What you will do:
(a) How would you put this sentence from the DP state machine article into Spanish: "From s2, we must go to state s0 to guarantee the cooldown requirement."
(b) Could you echo everything in the DP state machine article from "vector<vector<int>> dp(n, vector<int>(3, INT_MIN));" down to "of s1 (buy)"?
(c) Can you shorten the paragraph of the DP state machine article that starts "If we define" while keeping its main facts?

Extract provided:
• • • • • • •

# DP State Machine

## Leetcode 309. Best Time to Buy and Sell Stock with Cooldown

# Problem

## 309. Best Time to Buy and Sell Stock with Cooldown

# Discussion

We can use a state machine to solve this problem. Detail can be found HERE.

We can have 3 actions:

- buy
- sell
- do nothing (rest)

If we define **s0 **as rest, then from s0:

- we can keep on resting,
- or we can buy

if we buy, we are transmitting to state **s1**.

From state 1, we can

- sell
- keep on doing nothing.

If we doing nothing, we will stay at state s1

if we sell, we will go to a new state **s2**.

From s2, we must go to state s0 to guarantee the cooldown requirement.

The state transition can be visualized here.

# Solution 1

/**

* jimmy shen

* time complexity O(n)

* space complexity O(n)

**/class Solution {

public:

int maxProfit(vector<int>& prices) {

const int n = prices.size();

if (n==0) return 0;

vector<vector<int>> dp(n, vector<int>(3, INT_MIN));

dp[0][0] = 0, dp[0][1] = -prices[0];

for (int i = 1; i < n; ++i)

{

/**

* dp[i][0] is the state of s0 (rest)

* dp[i][1] is the state of s1 (buy)

* dp[i][2] is the state of s2 (sell)

**/

dp[i][0] = max(dp[i-1][0], dp[i-1][2]);

dp[i][1] = max(dp[i-1][1], dp[i-1][0] - prices[i]);

dp[i][2] = dp[i-1][1] + prices[i];

}

auto ret = max(dp[n-1][0], dp[n-1][2]);

return ret == INT_MIN? 0 : ret;

}

};

# Solution 2

An improved O(1) space complexity solution

/**

* jimmy shen

* time complexity O(n)

* space complexity O(1)

**/class Solution {

public:

int maxProfit(vector<int>& prices) {

const int n = prices.size();

if (n==0) return 0;

int s0 = 0, s1 = -prices[0], s2 = INT_MIN;

int new_s0, new_s1, new_s2;

for (int i = 1; i < n; ++i)

{

new_s0 = max(s0, s2);

new_s1 = max(s1, s0 - prices[i]);

new_s2 = s1 + prices[i];

s0 = new_s0, s1 = new_s1, s2 = new_s2;

}

auto ret = max(s0, s2);

return ret == INT_MIN? 0 : ret;

}

};

Thanks for reading.

• • • • • • •

Element and region data
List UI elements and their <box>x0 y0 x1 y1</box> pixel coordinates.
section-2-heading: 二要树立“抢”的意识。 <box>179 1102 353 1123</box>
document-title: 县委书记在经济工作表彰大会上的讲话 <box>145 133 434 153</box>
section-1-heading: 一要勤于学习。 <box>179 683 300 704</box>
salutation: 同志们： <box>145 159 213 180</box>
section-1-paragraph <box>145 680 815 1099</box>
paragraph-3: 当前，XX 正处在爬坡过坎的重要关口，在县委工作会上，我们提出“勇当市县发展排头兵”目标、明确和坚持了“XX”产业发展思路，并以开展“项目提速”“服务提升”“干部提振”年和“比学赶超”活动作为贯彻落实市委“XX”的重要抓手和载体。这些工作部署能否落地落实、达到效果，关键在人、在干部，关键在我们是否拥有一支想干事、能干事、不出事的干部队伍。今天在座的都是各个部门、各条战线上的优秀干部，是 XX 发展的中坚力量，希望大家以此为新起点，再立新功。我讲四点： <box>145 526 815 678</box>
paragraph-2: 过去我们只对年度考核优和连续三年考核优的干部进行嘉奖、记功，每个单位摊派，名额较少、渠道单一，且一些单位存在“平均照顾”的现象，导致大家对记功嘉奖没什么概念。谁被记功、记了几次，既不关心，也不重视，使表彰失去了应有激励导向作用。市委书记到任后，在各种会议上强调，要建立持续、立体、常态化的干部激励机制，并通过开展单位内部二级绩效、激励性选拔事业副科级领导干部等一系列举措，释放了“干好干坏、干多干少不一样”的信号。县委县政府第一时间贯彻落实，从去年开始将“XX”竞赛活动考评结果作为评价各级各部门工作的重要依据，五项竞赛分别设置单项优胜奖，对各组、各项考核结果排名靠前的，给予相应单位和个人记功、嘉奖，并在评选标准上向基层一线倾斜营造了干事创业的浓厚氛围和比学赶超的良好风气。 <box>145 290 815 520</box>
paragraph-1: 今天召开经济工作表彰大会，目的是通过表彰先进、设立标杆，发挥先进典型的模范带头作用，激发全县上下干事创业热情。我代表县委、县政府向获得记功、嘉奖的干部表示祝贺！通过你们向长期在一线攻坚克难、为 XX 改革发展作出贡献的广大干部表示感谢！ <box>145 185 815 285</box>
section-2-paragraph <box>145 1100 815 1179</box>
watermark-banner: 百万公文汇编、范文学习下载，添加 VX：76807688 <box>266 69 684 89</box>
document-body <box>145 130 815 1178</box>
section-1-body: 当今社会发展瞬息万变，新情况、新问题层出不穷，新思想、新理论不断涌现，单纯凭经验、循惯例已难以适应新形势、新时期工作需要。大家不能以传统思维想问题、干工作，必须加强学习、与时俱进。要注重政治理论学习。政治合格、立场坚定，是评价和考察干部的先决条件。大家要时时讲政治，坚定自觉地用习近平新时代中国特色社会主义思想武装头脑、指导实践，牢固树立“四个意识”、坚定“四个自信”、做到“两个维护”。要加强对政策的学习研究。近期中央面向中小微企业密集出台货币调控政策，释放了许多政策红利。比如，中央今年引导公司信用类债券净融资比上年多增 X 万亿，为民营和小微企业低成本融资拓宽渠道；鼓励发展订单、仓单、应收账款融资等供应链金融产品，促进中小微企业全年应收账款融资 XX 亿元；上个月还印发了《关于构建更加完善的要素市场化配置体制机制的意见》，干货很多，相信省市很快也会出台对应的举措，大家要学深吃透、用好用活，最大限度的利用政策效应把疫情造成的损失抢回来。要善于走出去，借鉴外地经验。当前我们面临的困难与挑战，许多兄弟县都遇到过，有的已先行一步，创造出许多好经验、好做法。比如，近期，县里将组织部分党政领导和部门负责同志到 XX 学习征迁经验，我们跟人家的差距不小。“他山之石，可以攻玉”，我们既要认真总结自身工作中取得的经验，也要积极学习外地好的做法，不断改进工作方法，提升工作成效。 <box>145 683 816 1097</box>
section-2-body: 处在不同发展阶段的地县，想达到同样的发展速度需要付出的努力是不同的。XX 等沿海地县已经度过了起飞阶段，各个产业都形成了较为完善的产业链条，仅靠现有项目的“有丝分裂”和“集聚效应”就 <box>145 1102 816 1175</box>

• • • • • • •

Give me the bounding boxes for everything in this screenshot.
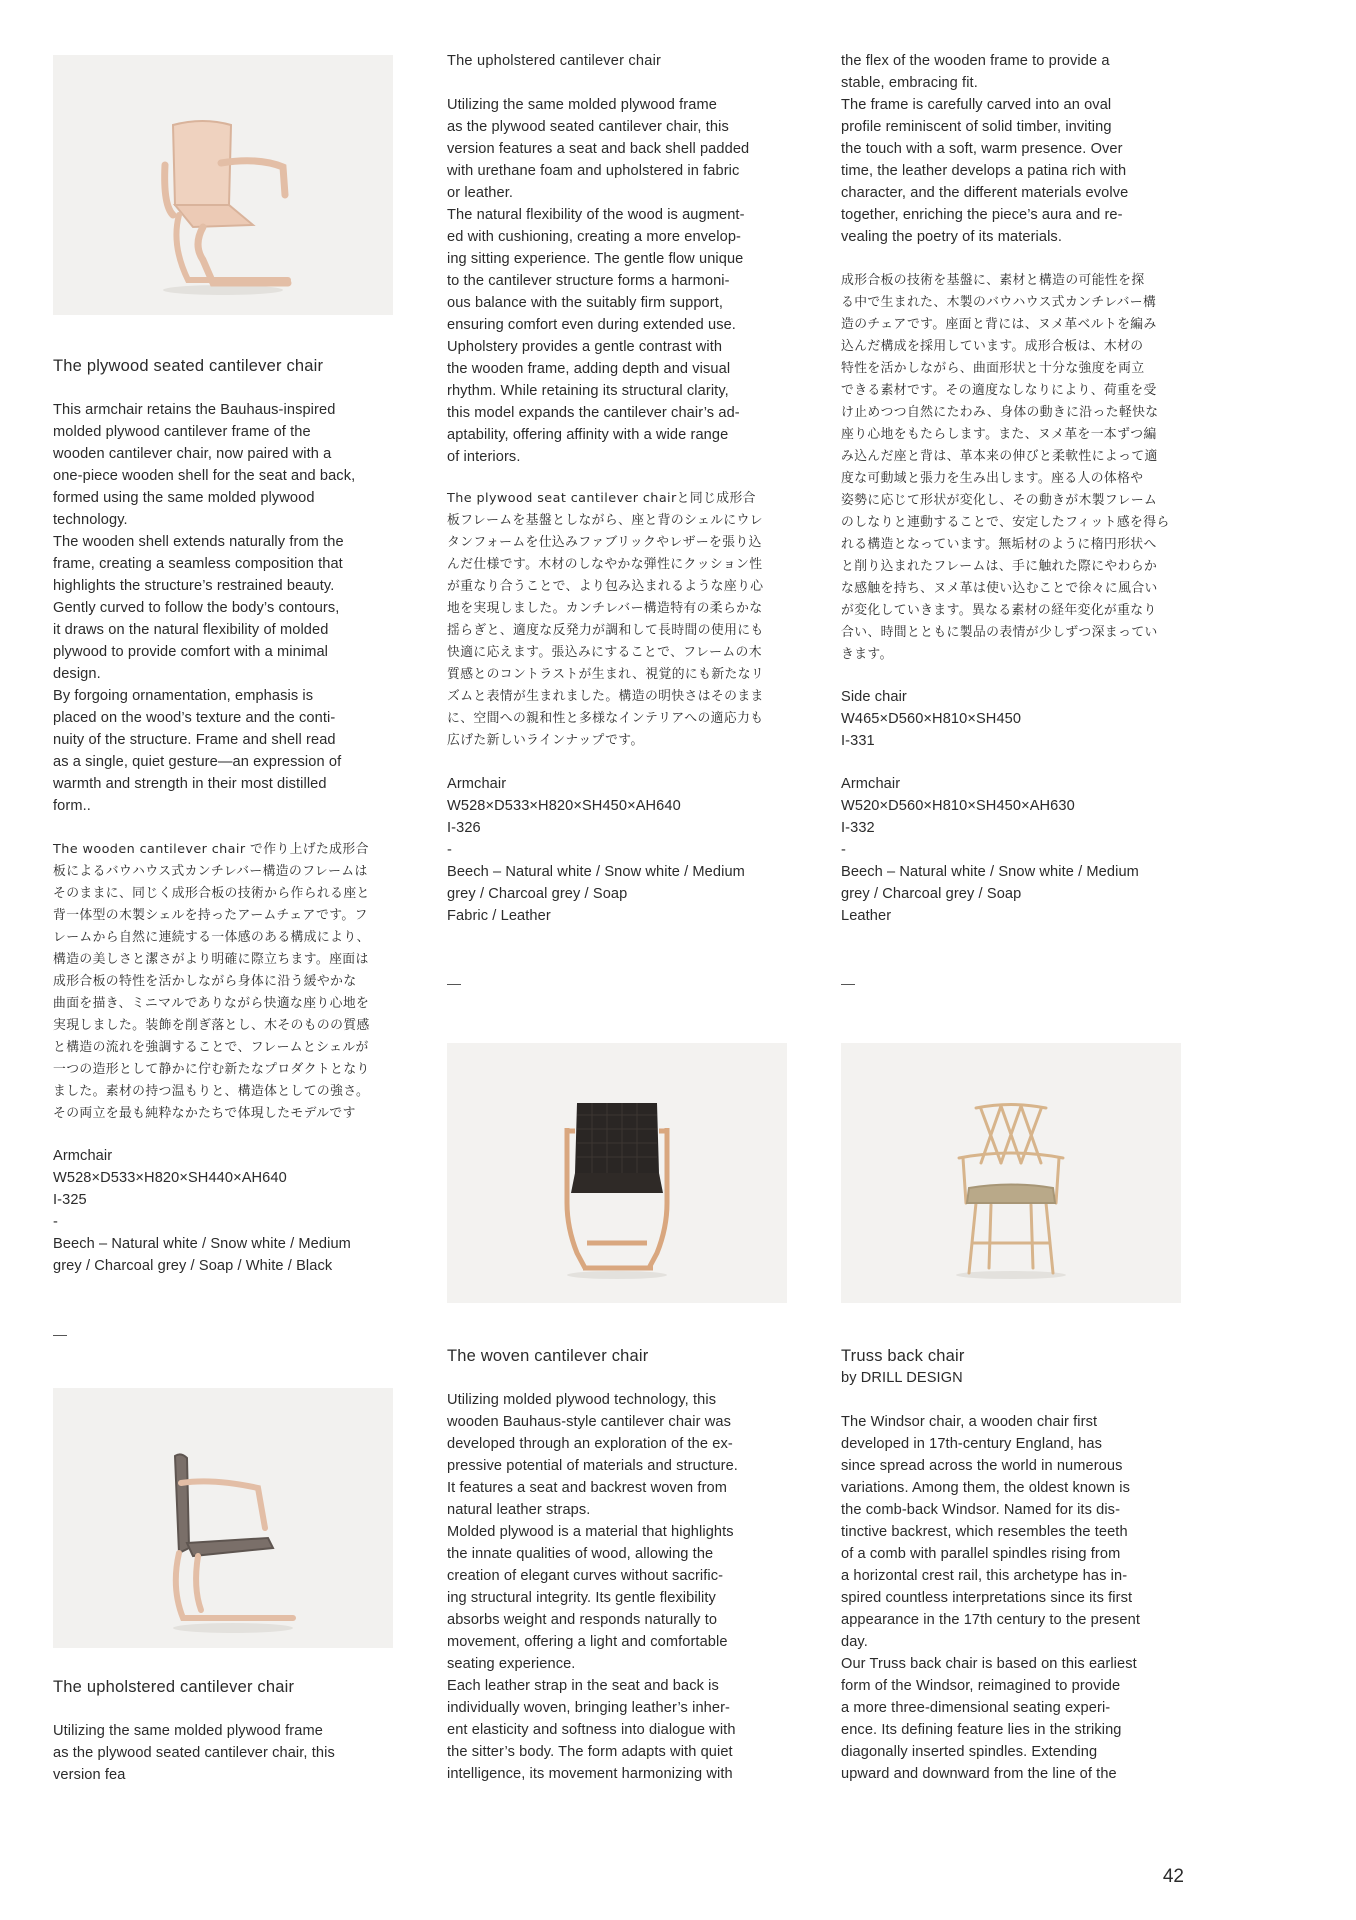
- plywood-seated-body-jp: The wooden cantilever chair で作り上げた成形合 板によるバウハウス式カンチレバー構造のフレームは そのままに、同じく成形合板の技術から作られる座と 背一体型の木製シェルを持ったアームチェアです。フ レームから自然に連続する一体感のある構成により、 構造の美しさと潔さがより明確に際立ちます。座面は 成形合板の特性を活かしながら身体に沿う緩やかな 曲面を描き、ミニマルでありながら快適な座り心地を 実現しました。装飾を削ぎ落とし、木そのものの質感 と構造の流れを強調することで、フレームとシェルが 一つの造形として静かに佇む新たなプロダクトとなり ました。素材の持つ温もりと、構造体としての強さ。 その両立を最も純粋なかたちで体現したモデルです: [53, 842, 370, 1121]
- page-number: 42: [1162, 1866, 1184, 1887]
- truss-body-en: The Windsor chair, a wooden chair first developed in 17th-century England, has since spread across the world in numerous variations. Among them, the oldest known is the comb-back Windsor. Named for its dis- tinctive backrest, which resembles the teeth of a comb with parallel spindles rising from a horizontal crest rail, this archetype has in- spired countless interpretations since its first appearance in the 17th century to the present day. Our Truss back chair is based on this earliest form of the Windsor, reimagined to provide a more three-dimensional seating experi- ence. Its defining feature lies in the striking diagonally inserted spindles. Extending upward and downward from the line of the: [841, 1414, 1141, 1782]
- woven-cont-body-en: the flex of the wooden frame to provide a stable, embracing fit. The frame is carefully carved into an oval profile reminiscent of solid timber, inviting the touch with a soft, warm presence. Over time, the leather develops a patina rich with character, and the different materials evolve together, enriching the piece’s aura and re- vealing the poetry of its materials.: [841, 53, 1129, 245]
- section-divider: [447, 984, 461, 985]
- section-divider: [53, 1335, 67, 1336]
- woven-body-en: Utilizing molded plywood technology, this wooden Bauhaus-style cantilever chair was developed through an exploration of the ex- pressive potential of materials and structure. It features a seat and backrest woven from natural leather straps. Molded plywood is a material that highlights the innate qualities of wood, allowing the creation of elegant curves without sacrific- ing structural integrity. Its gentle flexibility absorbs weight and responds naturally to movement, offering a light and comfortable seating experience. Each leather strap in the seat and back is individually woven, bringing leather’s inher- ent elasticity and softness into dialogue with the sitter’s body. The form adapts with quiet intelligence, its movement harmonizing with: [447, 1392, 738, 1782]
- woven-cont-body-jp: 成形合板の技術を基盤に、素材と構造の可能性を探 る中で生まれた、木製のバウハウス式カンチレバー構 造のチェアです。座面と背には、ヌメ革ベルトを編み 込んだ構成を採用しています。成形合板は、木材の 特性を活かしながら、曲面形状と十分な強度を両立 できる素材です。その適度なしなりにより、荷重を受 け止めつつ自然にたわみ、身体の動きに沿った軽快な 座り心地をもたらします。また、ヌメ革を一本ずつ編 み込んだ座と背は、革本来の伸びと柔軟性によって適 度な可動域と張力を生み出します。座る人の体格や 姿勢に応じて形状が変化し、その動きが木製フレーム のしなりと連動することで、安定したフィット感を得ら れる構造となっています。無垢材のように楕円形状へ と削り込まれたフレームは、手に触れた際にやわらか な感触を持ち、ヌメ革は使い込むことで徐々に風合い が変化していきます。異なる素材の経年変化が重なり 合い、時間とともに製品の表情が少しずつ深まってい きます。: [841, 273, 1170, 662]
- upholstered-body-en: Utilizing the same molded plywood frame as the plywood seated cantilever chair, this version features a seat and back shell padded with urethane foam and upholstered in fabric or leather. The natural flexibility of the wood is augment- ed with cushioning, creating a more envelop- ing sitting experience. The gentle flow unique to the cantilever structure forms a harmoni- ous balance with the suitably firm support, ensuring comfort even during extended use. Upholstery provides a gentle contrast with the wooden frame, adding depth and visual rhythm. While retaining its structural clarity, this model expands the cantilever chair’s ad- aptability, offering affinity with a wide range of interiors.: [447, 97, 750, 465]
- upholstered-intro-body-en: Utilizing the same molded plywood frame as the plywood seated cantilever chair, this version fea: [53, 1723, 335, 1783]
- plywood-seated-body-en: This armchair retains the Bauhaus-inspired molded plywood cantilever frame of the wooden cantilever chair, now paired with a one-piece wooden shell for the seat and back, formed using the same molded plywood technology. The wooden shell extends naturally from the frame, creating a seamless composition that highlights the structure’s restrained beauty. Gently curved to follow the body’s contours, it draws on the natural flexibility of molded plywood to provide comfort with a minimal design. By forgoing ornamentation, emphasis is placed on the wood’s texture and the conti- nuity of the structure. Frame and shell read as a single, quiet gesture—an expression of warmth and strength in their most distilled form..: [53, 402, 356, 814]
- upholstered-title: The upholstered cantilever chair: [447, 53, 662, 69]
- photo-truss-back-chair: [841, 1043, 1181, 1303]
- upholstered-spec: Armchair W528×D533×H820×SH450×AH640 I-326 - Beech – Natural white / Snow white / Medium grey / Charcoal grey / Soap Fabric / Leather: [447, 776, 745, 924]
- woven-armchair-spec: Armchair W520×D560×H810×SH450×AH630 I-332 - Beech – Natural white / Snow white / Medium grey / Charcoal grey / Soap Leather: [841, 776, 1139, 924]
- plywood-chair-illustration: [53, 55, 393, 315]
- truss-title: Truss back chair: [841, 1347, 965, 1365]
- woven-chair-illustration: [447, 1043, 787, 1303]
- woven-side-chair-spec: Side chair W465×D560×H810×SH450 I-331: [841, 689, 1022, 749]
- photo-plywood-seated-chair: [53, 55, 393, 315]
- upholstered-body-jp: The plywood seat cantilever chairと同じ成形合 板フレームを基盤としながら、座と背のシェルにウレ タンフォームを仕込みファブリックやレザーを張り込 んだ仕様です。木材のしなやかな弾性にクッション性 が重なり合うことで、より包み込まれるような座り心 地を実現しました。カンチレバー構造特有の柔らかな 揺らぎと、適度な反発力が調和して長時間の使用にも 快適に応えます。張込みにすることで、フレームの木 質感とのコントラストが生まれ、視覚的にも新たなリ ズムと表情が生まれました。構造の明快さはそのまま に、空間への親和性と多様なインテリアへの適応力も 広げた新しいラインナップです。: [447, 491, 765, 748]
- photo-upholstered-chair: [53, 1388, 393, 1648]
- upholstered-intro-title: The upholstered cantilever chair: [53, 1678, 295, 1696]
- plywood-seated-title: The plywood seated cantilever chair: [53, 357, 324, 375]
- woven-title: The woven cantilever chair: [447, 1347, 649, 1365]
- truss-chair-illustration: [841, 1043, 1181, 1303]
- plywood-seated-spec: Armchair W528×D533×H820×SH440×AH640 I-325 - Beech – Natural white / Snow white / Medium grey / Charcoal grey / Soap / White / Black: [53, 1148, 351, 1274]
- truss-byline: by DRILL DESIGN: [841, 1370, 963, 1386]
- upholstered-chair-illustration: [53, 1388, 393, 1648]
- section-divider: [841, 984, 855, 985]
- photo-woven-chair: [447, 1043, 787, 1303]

• • • • • • •

Answers by task:
(a) Desde s2, debemos ir al estado s0 para garantizar el requisito del periodo de espera.

(b)
vector<vector<int>> dp(n, vector<int>(3, INT_MIN));

dp[0][0] = 0, dp[0][1] = -prices[0];

for (int i = 1; i < n; ++i)

{

/**

* dp[i][0] is the state of s0 (rest)

* dp[i][1] is the state of s1 (buy)

(c) With s0 defined as rest, from s0 we can either keep resting or buy.